For this exercise, copy out each line of the material below that includes "scissors".
━━ Material supplied ━━
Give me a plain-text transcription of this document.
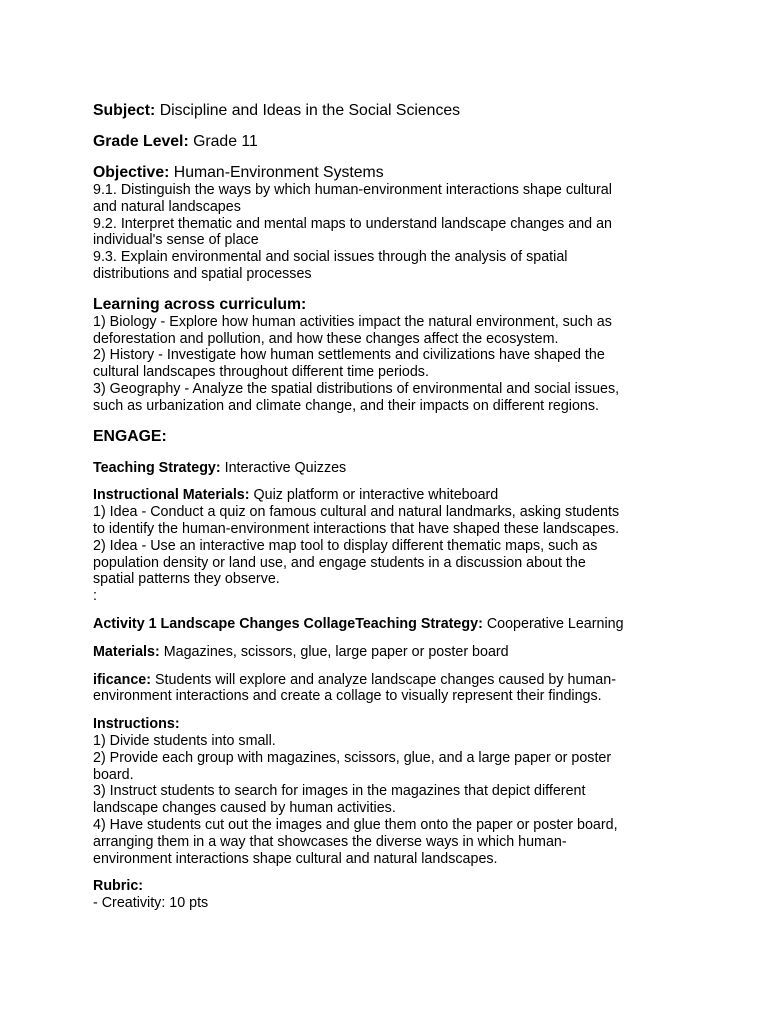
Subject: Discipline and Ideas in the Social Sciences
Grade Level: Grade 11
Objective: Human-Environment Systems
9.1. Distinguish the ways by which human-environment interactions shape cultural
and natural landscapes
9.2. Interpret thematic and mental maps to understand landscape changes and an
individual's sense of place
9.3. Explain environmental and social issues through the analysis of spatial
distributions and spatial processes
Learning across curriculum:
1) Biology - Explore how human activities impact the natural environment, such as
deforestation and pollution, and how these changes affect the ecosystem.
2) History - Investigate how human settlements and civilizations have shaped the
cultural landscapes throughout different time periods.
3) Geography - Analyze the spatial distributions of environmental and social issues,
such as urbanization and climate change, and their impacts on different regions.
ENGAGE:
Teaching Strategy: Interactive Quizzes
Instructional Materials: Quiz platform or interactive whiteboard
1) Idea - Conduct a quiz on famous cultural and natural landmarks, asking students
to identify the human-environment interactions that have shaped these landscapes.
2) Idea - Use an interactive map tool to display different thematic maps, such as
population density or land use, and engage students in a discussion about the
spatial patterns they observe.
:
Activity 1 Landscape Changes CollageTeaching Strategy: Cooperative Learning
Materials: Magazines, scissors, glue, large paper or poster board
ificance: Students will explore and analyze landscape changes caused by human-
environment interactions and create a collage to visually represent their findings.
Instructions:
1) Divide students into small.
2) Provide each group with magazines, scissors, glue, and a large paper or poster
board.
3) Instruct students to search for images in the magazines that depict different
landscape changes caused by human activities.
4) Have students cut out the images and glue them onto the paper or poster board,
arranging them in a way that showcases the diverse ways in which human-
environment interactions shape cultural and natural landscapes.
Rubric:
- Creativity: 10 pts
━━━
> _Written solution_
Materials: Magazines, scissors, glue, large paper or poster board
2) Provide each group with magazines, scissors, glue, and a large paper or poster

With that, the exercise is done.